- [THE PROBLEM]
Please revise the records below by changing "positions" to "bounding boxes" and leaving the rest unchanged. Omit the pictures from your answer.

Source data
----------
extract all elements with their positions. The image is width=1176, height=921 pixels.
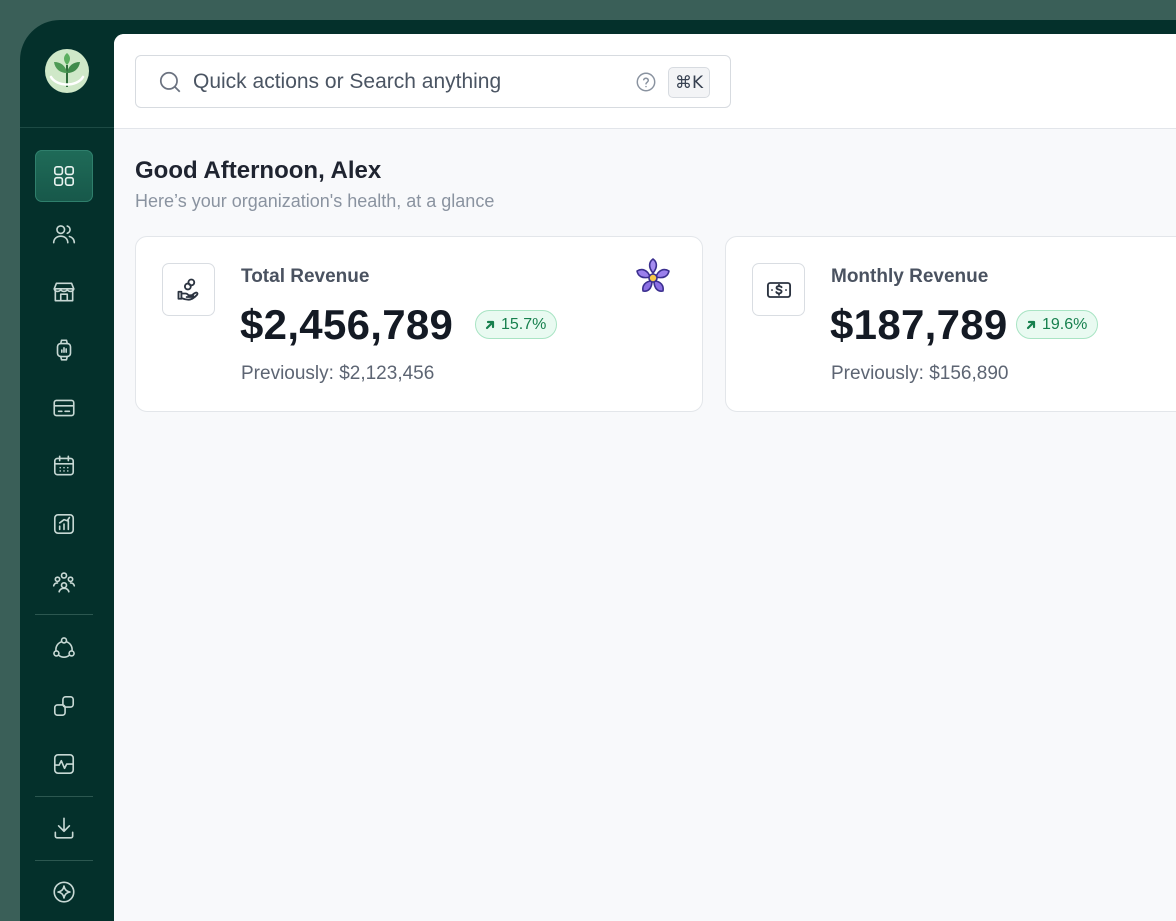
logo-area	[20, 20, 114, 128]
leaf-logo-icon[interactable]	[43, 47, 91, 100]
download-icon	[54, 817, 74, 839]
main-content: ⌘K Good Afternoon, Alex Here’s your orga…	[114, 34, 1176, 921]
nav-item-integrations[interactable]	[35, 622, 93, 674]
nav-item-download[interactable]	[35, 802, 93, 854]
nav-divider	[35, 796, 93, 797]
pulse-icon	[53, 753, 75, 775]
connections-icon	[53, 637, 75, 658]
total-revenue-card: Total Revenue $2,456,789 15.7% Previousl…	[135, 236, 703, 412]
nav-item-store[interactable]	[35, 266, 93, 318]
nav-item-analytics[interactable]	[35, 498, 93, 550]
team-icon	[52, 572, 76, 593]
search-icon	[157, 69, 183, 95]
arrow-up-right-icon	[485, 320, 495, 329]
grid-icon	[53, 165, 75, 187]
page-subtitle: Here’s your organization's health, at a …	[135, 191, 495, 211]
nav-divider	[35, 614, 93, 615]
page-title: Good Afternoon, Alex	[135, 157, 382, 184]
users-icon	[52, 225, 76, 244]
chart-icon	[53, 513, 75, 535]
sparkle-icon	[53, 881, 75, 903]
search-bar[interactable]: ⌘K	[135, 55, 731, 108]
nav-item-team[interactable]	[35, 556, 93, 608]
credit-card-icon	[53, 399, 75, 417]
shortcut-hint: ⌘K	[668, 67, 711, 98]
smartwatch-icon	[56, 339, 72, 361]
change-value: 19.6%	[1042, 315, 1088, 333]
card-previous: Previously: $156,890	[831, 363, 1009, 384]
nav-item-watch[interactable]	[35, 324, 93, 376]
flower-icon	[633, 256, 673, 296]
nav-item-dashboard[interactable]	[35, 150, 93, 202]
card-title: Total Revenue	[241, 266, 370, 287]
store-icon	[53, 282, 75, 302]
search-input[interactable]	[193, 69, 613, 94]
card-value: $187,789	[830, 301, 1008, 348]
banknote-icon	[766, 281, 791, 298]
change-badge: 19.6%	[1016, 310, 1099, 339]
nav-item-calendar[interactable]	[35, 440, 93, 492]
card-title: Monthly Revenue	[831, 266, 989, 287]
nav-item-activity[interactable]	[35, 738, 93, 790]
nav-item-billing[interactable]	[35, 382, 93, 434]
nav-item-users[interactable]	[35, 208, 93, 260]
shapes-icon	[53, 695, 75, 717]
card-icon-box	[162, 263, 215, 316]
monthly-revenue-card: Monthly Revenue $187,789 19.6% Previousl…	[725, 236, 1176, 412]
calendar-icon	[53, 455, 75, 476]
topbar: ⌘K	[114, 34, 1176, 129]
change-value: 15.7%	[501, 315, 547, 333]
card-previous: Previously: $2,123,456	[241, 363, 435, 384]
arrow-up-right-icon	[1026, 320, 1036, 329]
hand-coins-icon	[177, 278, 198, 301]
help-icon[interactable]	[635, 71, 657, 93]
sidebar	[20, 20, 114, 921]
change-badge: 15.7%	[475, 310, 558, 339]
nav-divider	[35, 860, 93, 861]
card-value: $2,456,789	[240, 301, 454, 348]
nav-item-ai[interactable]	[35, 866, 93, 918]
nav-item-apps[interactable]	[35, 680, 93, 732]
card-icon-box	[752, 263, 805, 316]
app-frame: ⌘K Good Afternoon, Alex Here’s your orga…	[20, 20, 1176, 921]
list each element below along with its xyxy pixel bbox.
----------
- [TASK SOLUTION]
extract all elements with their bounding boxes. The image is width=1176, height=921 pixels.
logo-area	[20, 20, 114, 128]
leaf-logo-icon[interactable]	[43, 47, 91, 100]
download-icon	[54, 817, 74, 839]
main-content: ⌘K Good Afternoon, Alex Here’s your orga…	[114, 34, 1176, 921]
nav-item-integrations[interactable]	[35, 622, 93, 674]
nav-item-download[interactable]	[35, 802, 93, 854]
nav-divider	[35, 796, 93, 797]
pulse-icon	[53, 753, 75, 775]
connections-icon	[53, 637, 75, 658]
total-revenue-card: Total Revenue $2,456,789 15.7% Previousl…	[135, 236, 703, 412]
nav-item-store[interactable]	[35, 266, 93, 318]
nav-item-analytics[interactable]	[35, 498, 93, 550]
team-icon	[52, 572, 76, 593]
search-icon	[157, 69, 183, 95]
arrow-up-right-icon	[485, 320, 495, 329]
grid-icon	[53, 165, 75, 187]
page-subtitle: Here’s your organization's health, at a …	[135, 191, 495, 211]
nav-divider	[35, 614, 93, 615]
page-title: Good Afternoon, Alex	[135, 157, 382, 184]
users-icon	[52, 225, 76, 244]
chart-icon	[53, 513, 75, 535]
sparkle-icon	[53, 881, 75, 903]
search-bar[interactable]: ⌘K	[135, 55, 731, 108]
nav-item-team[interactable]	[35, 556, 93, 608]
credit-card-icon	[53, 399, 75, 417]
shortcut-hint: ⌘K	[668, 67, 711, 98]
smartwatch-icon	[56, 339, 72, 361]
change-value: 19.6%	[1042, 315, 1088, 333]
card-previous: Previously: $156,890	[831, 363, 1009, 384]
nav-item-watch[interactable]	[35, 324, 93, 376]
flower-icon	[633, 256, 673, 296]
nav-item-dashboard[interactable]	[35, 150, 93, 202]
card-title: Total Revenue	[241, 266, 370, 287]
store-icon	[53, 282, 75, 302]
search-input[interactable]	[193, 69, 613, 94]
card-value: $187,789	[830, 301, 1008, 348]
banknote-icon	[766, 281, 791, 298]
change-badge: 19.6%	[1016, 310, 1099, 339]
nav-item-calendar[interactable]	[35, 440, 93, 492]
card-title: Monthly Revenue	[831, 266, 989, 287]
nav-item-activity[interactable]	[35, 738, 93, 790]
nav-item-billing[interactable]	[35, 382, 93, 434]
nav-item-users[interactable]	[35, 208, 93, 260]
shapes-icon	[53, 695, 75, 717]
card-icon-box	[162, 263, 215, 316]
monthly-revenue-card: Monthly Revenue $187,789 19.6% Previousl…	[725, 236, 1176, 412]
calendar-icon	[53, 455, 75, 476]
topbar: ⌘K	[114, 34, 1176, 129]
change-value: 15.7%	[501, 315, 547, 333]
card-previous: Previously: $2,123,456	[241, 363, 435, 384]
arrow-up-right-icon	[1026, 320, 1036, 329]
hand-coins-icon	[177, 278, 198, 301]
help-icon[interactable]	[635, 71, 657, 93]
sidebar	[20, 20, 114, 921]
change-badge: 15.7%	[475, 310, 558, 339]
nav-divider	[35, 860, 93, 861]
card-value: $2,456,789	[240, 301, 454, 348]
nav-item-ai[interactable]	[35, 866, 93, 918]
nav-item-apps[interactable]	[35, 680, 93, 732]
card-icon-box	[752, 263, 805, 316]
app-frame: ⌘K Good Afternoon, Alex Here’s your orga…	[20, 20, 1176, 921]
list each element below along with its xyxy pixel bbox.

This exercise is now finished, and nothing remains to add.